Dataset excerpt
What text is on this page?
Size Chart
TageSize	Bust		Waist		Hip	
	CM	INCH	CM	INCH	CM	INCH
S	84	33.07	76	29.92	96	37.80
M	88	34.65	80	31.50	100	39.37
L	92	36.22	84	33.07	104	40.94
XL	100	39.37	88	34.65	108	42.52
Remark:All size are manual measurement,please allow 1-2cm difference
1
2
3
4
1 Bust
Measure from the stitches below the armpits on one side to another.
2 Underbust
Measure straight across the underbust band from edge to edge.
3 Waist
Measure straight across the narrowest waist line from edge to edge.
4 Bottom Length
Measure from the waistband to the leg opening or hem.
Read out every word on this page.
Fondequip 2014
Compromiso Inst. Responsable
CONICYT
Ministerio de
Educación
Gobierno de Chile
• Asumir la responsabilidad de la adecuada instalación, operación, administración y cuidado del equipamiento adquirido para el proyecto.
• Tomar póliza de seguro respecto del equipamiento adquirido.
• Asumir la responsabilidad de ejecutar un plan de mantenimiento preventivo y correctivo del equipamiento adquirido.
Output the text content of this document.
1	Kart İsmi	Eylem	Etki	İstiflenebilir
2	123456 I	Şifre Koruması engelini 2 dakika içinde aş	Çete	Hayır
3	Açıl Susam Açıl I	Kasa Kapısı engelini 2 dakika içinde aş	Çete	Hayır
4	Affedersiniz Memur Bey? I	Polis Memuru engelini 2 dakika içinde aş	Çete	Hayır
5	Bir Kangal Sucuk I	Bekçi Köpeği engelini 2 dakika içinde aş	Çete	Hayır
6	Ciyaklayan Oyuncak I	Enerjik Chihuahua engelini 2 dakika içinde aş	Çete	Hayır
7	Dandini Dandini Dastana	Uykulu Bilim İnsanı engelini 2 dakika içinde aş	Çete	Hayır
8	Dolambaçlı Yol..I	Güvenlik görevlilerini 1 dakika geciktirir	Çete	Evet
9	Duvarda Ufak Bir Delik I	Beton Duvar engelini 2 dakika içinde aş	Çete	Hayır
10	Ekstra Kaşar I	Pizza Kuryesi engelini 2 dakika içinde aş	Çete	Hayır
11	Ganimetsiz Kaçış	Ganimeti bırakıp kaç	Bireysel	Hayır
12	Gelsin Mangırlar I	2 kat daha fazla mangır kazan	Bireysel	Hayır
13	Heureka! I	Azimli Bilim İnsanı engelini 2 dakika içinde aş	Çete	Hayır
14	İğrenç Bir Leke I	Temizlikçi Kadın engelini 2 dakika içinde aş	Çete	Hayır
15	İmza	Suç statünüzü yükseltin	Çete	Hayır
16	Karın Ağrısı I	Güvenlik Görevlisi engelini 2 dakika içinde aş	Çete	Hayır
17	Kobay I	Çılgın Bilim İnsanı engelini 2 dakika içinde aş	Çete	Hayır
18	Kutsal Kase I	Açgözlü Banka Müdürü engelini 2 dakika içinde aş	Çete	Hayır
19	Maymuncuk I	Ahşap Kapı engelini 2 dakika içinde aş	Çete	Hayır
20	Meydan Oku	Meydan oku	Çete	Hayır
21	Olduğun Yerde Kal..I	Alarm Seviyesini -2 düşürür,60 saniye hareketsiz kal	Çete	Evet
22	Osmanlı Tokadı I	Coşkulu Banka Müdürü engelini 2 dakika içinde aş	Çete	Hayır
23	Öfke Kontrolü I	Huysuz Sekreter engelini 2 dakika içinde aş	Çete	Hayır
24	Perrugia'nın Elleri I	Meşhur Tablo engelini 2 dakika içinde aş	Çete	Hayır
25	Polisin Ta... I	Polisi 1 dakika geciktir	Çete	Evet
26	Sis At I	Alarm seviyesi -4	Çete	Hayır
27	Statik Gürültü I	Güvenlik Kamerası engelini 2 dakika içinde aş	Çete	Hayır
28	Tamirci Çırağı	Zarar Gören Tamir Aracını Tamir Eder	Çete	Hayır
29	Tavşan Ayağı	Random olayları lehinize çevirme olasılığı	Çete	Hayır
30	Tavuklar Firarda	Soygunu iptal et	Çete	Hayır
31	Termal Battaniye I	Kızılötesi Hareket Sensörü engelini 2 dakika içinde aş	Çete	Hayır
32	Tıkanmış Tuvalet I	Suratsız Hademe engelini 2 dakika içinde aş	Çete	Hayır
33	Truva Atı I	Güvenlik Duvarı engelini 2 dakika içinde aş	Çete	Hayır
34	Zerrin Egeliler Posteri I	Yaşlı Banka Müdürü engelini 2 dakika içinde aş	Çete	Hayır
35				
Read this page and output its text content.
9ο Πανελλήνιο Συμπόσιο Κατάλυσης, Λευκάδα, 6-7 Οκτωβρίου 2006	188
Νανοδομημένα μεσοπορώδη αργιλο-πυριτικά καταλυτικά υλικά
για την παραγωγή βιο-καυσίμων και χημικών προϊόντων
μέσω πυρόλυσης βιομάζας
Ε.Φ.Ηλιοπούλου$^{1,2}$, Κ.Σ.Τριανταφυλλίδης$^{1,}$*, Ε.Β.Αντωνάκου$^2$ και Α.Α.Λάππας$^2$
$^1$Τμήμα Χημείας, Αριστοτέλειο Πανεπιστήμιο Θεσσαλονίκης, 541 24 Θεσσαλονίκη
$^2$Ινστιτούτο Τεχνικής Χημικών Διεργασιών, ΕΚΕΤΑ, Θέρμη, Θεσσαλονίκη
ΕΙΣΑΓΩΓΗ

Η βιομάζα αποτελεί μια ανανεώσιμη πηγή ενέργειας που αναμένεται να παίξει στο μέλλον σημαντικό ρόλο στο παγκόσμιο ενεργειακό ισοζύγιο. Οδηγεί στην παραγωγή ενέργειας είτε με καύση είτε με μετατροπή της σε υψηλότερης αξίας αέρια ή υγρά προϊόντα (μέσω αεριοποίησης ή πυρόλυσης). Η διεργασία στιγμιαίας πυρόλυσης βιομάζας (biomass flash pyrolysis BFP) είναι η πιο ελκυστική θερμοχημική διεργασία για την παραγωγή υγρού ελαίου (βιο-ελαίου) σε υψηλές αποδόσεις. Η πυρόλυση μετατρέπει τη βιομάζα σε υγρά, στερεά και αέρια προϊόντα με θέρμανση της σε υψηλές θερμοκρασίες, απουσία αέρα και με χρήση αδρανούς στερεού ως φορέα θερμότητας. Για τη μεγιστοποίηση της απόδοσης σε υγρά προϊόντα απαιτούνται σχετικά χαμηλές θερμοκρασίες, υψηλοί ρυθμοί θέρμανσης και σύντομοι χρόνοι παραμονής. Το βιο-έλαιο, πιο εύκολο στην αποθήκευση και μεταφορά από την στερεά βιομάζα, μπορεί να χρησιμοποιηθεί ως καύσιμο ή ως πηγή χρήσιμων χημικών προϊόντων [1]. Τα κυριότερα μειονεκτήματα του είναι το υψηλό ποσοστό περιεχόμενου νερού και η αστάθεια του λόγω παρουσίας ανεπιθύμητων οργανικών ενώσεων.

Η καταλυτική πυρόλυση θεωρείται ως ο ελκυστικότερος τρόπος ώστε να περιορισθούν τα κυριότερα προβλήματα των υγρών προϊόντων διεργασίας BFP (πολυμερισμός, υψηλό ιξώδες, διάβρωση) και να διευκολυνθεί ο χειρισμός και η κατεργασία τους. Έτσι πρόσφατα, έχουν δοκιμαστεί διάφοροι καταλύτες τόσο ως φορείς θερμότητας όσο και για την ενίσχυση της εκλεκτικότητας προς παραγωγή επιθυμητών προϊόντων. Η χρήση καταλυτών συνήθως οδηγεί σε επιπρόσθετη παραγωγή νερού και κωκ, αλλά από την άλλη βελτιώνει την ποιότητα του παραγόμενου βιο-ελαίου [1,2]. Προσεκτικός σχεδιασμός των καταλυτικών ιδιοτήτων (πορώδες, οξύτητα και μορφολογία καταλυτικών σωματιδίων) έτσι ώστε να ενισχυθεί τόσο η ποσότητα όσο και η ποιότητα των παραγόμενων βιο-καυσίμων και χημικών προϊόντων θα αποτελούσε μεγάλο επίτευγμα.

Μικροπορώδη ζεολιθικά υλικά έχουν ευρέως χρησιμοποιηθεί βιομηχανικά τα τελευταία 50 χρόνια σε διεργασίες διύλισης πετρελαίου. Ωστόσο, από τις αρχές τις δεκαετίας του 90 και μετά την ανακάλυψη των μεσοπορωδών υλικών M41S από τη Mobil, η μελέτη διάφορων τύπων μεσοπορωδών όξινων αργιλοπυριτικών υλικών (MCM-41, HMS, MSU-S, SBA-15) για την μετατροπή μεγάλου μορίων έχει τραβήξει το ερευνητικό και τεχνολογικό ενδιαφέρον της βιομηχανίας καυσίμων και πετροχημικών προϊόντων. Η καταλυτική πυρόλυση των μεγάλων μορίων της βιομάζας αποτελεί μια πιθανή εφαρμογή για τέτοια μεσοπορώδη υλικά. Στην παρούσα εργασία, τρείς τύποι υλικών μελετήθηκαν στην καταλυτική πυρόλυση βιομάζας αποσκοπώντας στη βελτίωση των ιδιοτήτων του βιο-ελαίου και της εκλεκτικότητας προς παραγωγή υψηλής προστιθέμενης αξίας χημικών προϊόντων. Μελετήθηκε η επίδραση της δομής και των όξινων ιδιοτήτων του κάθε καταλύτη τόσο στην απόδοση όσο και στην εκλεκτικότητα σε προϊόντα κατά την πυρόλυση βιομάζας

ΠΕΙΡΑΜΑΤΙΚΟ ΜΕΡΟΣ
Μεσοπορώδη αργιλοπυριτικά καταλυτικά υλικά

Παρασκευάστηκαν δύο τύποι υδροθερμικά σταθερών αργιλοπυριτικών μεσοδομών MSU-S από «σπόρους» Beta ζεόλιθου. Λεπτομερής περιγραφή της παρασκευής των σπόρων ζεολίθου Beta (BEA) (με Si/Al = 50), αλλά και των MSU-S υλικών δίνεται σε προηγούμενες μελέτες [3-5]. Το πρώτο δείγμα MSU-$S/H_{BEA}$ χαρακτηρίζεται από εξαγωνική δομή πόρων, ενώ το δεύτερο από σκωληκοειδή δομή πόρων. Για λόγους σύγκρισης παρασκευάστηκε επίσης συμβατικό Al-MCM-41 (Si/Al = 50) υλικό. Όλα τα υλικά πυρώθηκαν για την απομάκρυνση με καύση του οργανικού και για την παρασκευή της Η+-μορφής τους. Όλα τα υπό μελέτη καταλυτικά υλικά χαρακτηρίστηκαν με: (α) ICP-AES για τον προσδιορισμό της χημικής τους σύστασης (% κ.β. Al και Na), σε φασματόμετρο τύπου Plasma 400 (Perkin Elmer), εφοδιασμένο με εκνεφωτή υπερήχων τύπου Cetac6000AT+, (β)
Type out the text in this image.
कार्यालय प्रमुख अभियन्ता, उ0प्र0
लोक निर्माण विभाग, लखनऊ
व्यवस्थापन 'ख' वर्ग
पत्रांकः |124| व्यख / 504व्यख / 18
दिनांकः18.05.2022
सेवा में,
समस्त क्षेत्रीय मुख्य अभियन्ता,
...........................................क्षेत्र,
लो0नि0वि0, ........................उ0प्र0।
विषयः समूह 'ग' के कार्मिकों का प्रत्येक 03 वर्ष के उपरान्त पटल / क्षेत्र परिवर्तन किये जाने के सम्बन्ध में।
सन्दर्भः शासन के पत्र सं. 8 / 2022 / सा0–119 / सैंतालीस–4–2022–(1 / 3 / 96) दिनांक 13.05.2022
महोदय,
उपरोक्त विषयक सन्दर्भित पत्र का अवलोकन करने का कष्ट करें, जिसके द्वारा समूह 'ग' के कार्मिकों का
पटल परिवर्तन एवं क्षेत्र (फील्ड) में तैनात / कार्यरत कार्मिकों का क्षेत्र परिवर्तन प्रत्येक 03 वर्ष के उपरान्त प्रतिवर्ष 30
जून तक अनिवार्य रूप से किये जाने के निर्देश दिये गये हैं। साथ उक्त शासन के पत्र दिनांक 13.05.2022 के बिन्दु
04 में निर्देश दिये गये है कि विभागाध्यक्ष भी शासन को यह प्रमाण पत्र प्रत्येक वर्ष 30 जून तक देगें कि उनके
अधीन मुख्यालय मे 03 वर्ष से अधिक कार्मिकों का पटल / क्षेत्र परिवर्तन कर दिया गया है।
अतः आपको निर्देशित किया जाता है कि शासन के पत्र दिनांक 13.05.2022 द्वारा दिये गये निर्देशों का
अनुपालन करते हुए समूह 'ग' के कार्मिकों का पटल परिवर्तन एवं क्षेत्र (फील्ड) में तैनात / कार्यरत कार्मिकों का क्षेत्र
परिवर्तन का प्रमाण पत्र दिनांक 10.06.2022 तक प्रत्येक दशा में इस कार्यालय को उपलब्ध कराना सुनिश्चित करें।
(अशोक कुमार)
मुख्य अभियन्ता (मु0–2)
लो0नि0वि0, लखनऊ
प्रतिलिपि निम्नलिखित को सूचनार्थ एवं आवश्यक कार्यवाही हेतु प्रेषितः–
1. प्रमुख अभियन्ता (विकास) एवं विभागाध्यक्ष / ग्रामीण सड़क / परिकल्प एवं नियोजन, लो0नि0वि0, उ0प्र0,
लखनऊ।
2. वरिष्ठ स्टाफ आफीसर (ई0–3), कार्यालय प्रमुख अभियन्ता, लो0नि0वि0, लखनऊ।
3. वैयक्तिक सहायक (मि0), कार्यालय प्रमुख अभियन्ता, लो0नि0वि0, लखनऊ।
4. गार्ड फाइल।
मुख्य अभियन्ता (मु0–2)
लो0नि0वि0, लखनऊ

◆ Instruction
Give the number of lines that hold the word "straight" in these records, with nothing added.

◆ Task answer
2